* TEKS SUMBER *
▶

16 November 2007

Cerita Air di Bukit Ladong, Aceh Besar

Air dari sumber air Bukit Ladong menjadi sandaran hidup ribuan orang di delapan desa Kecamatan Masjid Raya, Aceh Besar. Sayang, berbagai persoalan membuat air jernih itu menjadi “keruh”.

Sekilas, tidak ada yang istimewa di perbukitan Ladong. Dataran tanah tinggi yang terletak di Desa Ladong, Kecamatan Masjid Raya, Kabupaten Aceh Besar, Nanggroe Aceh Darussalam itu pun mungkin tidak lebih menarik dari pantai yang berjajar, mulai Ujung Batee hingga Ujung Kerueng. Namun, di salah satu bukit itulah terdapat sumber air yang selama ini digunakan oleh masyarakat setempat untuk memenuhi kebutuhan hidup mereka.


Tidak sulit menemukan sumber air Bukit Ladong. Dari kota Banda Aceh, perjalanan ke bukit Ladong yang terletak di samping jalan raya itu bisa ditempuh melalui jalan darat sejauh 20-an KM. Sesampainya di Kantor Balai Desa Ladong, perjalanan dilanjutkan dengan bejalan kaki ke arah selatan. Menyusuri jalan setapak, menembus perkebunan kelapa dan semak belukar tempat nyamuk bersarang.


Bangunan persegi berwarna biru itu begitu kentara di sela-sela pepohonan yang tumbuh liar di wilayah itu. Di sekelilingnya dibatasi oleh pagar kawat berukuran 1 meter. “Inilah sumber air bukit Ladong yang selama ini menjadi sumber air warga Desa Ladong dan sekitarnya,” kata Ismail, warga Ladong yang dipercaya sebagai penjaga sumber air itu.

◀

* KETENTUAN SOAL *
Bisakah Anda menyalin bagian teks tentang sumber air Bukit Ladong mulai dari "16 November 2007" sampai dengan "kebutuhan hidup mereka."? Kerjakan hanya berdasarkan teks di atas.

* INFORMASI TERSEDIA *
▶

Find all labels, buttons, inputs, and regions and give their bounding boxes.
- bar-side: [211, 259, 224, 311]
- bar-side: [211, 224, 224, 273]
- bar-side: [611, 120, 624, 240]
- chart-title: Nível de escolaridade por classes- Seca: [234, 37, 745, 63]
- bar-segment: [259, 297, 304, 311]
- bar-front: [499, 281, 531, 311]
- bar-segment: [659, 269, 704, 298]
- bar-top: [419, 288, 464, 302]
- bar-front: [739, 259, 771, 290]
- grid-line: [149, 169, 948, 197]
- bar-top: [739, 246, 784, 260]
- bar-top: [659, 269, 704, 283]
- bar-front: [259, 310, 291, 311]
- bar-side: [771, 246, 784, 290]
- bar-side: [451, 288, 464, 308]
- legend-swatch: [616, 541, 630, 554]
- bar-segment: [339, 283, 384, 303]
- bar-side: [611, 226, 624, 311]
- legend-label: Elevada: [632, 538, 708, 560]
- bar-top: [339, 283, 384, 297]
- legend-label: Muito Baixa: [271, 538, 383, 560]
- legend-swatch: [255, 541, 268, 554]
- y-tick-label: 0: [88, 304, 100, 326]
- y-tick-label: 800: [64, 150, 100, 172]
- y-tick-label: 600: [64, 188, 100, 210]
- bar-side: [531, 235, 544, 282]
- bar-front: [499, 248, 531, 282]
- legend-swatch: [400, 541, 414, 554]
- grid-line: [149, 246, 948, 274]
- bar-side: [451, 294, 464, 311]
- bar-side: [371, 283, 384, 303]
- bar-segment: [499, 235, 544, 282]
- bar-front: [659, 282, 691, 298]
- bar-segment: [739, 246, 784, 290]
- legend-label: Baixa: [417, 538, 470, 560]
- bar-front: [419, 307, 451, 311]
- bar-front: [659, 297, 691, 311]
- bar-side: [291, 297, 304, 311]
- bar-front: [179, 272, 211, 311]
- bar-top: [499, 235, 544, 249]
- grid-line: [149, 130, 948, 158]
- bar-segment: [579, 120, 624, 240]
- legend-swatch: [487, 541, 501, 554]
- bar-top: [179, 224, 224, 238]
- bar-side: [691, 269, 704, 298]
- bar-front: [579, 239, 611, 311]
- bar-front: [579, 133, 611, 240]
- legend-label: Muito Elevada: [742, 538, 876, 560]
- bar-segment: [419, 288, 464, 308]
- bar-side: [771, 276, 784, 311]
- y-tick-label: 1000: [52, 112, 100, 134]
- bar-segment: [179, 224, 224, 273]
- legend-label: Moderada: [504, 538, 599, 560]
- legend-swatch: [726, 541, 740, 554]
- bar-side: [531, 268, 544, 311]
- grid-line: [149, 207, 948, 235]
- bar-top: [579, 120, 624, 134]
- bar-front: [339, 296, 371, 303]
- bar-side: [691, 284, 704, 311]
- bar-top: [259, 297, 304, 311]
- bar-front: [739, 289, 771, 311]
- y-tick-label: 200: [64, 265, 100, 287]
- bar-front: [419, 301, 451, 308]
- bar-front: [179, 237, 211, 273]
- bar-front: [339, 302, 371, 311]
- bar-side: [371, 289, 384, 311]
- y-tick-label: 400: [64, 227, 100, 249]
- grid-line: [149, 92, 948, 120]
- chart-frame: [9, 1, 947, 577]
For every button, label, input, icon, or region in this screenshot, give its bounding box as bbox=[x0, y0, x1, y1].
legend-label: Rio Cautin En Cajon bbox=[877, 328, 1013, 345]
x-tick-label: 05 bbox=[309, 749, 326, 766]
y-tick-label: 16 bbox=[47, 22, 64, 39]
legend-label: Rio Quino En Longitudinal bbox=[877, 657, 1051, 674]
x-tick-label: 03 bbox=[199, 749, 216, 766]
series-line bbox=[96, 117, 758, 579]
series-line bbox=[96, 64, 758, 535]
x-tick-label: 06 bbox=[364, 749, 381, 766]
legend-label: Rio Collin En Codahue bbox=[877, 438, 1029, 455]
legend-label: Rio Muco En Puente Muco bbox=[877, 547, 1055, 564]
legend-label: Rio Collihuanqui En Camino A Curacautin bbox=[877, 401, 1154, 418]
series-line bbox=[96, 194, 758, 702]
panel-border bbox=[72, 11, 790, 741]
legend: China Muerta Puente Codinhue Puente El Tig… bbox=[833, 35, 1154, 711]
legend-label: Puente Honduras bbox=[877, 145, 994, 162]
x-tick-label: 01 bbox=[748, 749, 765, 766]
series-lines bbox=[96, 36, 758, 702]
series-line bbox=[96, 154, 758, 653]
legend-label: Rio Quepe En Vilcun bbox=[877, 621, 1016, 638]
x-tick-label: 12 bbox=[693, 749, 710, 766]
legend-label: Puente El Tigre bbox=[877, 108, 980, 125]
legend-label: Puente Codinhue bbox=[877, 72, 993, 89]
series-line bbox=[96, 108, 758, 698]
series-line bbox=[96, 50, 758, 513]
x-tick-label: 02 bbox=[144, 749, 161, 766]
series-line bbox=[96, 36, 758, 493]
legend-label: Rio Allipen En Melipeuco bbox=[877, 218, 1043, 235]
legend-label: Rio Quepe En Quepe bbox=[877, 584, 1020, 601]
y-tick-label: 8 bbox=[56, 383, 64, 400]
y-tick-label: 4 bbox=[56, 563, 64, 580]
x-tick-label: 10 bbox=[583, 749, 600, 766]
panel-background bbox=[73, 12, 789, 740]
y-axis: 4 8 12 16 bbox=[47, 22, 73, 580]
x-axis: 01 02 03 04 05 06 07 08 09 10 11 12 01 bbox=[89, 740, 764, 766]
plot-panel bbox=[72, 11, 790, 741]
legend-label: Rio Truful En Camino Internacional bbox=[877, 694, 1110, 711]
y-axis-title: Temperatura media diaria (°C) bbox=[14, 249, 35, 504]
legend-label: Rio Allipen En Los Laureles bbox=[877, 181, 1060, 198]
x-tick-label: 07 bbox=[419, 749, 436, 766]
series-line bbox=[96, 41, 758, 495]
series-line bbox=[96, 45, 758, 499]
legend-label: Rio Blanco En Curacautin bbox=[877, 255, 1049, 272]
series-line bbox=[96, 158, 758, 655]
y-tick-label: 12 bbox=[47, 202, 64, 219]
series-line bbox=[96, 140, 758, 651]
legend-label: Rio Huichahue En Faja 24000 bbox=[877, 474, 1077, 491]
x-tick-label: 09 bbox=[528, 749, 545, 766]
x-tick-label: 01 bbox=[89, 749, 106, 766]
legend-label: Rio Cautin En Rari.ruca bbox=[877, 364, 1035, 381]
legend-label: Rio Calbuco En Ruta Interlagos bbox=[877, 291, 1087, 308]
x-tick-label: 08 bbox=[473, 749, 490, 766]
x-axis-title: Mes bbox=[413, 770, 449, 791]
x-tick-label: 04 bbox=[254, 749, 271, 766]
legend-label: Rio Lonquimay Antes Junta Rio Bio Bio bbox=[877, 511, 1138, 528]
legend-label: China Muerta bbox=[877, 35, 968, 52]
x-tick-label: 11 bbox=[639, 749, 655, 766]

◀

* JAWABAN BERIKUT *
16 November 2007

Cerita Air di Bukit Ladong, Aceh Besar

Air dari sumber air Bukit Ladong menjadi sandaran hidup ribuan orang di delapan desa Kecamatan Masjid Raya, Aceh Besar. Sayang, berbagai persoalan membuat air jernih itu menjadi “keruh”.

Sekilas, tidak ada yang istimewa di perbukitan Ladong. Dataran tanah tinggi yang terletak di Desa Ladong, Kecamatan Masjid Raya, Kabupaten Aceh Besar, Nanggroe Aceh Darussalam itu pun mungkin tidak lebih menarik dari pantai yang berjajar, mulai Ujung Batee hingga Ujung Kerueng. Namun, di salah satu bukit itulah terdapat sumber air yang selama ini digunakan oleh masyarakat setempat untuk memenuhi kebutuhan hidup mereka.